Records contained in a dataset:

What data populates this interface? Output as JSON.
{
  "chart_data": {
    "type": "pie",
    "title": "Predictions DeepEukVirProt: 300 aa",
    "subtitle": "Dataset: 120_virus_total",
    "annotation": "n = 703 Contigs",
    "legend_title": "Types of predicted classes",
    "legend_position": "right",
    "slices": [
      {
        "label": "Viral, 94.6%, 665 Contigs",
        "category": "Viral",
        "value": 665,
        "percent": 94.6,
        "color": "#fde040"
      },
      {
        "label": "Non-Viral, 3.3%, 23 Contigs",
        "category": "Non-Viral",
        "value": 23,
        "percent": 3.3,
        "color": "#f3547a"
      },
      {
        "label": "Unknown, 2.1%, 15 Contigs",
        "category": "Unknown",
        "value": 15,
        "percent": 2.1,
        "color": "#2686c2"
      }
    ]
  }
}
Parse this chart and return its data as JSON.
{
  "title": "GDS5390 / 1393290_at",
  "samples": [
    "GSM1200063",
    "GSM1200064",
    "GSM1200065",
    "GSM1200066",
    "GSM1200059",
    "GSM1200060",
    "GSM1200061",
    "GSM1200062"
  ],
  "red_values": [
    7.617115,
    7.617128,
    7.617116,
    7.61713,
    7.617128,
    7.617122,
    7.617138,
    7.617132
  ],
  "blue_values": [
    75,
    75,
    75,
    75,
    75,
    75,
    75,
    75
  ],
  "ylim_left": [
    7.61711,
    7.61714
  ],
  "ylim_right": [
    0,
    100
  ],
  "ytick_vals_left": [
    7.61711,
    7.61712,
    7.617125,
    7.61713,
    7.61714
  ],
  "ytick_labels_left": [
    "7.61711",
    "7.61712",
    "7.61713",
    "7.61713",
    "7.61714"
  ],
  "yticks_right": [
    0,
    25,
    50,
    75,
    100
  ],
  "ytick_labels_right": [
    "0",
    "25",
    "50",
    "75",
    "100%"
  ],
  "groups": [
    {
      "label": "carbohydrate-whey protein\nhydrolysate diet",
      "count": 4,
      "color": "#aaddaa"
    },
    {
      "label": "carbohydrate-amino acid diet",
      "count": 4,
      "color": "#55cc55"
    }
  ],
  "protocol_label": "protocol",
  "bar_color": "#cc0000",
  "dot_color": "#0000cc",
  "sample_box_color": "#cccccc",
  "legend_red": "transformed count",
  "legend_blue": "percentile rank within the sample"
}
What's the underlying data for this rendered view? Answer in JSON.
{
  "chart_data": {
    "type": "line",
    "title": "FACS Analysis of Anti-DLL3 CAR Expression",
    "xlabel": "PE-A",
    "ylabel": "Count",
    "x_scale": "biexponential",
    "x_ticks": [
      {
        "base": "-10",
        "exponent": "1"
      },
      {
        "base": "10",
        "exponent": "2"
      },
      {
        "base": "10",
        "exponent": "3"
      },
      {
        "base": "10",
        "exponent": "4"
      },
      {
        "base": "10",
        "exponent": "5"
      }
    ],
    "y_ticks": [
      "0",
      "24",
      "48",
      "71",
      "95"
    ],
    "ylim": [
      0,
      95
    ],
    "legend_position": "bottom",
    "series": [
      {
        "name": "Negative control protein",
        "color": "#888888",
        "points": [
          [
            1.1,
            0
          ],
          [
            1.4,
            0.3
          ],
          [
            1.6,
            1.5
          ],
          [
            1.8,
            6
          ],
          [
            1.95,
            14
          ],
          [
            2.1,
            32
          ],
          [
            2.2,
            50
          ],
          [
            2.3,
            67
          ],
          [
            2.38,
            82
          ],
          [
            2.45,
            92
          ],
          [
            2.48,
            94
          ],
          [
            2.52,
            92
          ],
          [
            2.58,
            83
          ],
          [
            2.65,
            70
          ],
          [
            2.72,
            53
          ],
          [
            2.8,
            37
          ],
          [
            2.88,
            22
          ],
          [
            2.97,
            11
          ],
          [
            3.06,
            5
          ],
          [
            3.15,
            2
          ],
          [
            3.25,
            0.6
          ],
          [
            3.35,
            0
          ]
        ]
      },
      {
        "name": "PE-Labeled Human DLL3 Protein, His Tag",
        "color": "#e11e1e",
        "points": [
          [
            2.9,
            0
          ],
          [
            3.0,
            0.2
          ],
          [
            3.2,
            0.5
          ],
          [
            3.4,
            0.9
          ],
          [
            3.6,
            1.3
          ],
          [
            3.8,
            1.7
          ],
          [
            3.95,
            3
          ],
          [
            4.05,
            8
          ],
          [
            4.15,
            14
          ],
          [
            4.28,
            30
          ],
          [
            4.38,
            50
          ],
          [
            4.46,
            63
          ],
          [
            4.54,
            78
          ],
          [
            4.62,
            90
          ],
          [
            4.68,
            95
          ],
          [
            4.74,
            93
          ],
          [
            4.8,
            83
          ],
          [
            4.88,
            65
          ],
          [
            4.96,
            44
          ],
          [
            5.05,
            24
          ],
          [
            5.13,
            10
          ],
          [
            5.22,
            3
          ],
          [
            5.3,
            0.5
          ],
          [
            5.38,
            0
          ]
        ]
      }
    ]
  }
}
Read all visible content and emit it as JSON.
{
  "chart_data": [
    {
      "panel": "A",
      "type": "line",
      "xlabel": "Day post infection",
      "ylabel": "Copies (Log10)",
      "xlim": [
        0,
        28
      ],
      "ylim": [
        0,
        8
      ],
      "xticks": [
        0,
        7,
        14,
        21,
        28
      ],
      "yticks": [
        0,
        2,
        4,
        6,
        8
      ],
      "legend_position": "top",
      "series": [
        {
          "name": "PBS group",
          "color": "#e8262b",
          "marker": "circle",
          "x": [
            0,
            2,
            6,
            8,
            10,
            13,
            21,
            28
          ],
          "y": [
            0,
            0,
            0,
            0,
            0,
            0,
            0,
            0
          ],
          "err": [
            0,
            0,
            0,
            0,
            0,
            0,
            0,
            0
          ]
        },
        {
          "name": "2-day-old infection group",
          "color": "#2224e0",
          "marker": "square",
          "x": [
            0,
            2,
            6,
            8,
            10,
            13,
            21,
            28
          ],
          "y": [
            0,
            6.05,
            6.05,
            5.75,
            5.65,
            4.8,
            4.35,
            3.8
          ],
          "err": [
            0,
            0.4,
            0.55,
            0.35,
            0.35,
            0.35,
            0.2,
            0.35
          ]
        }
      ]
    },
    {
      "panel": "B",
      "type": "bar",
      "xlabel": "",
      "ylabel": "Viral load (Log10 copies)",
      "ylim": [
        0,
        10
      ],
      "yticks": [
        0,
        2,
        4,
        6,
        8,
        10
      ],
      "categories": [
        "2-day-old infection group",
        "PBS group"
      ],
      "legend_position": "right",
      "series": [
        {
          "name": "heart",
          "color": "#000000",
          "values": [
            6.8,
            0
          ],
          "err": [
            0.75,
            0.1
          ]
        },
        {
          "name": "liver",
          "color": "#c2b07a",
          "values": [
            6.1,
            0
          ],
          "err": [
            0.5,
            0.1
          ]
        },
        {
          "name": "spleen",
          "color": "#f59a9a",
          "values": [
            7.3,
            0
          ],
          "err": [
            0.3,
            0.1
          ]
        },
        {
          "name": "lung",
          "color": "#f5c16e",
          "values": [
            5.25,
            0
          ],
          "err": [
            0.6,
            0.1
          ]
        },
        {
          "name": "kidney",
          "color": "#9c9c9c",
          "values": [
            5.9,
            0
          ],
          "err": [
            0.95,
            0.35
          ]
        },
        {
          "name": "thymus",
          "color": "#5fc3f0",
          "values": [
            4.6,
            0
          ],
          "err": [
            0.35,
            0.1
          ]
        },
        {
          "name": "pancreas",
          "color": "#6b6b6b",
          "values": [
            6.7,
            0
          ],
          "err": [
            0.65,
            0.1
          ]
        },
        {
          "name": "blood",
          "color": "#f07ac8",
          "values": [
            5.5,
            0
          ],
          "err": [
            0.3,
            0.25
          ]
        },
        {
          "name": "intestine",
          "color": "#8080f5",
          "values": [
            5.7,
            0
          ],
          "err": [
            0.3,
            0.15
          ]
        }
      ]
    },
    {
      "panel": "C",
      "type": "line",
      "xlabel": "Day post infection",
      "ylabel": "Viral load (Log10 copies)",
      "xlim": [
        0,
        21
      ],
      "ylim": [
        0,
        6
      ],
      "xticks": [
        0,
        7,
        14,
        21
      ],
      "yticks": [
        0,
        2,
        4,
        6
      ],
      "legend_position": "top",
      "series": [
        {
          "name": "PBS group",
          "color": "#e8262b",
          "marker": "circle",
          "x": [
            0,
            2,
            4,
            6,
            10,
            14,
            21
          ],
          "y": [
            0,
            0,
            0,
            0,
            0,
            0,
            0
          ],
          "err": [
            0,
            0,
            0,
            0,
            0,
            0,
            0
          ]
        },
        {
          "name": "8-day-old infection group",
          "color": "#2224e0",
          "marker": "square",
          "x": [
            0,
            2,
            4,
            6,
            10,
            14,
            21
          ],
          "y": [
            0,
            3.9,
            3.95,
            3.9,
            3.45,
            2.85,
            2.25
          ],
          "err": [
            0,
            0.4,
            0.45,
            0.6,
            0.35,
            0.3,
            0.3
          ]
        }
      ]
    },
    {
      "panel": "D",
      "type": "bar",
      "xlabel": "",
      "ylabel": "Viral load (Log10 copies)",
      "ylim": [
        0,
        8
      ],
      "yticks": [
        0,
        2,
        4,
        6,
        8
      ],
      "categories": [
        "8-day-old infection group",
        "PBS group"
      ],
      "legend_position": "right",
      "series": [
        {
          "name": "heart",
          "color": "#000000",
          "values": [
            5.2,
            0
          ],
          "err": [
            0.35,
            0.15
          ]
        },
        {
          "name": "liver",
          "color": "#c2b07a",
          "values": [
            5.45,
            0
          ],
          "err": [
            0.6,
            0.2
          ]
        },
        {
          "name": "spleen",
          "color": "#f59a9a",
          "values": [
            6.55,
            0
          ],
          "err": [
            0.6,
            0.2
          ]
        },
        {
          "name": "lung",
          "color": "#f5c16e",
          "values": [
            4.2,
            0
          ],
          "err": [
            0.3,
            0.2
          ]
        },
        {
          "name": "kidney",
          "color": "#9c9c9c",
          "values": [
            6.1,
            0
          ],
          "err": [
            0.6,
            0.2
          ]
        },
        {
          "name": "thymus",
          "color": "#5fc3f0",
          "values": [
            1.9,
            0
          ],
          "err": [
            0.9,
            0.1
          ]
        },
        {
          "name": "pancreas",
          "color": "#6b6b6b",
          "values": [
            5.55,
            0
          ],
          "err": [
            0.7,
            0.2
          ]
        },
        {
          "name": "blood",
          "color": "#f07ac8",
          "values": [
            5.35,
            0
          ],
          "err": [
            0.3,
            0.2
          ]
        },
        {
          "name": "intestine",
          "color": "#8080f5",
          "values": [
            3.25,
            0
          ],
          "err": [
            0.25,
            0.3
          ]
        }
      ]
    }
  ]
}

Instructions for the task: In the data, find how many lines hold the string "Unknown", and answer with the number only.

Exercise solution: 2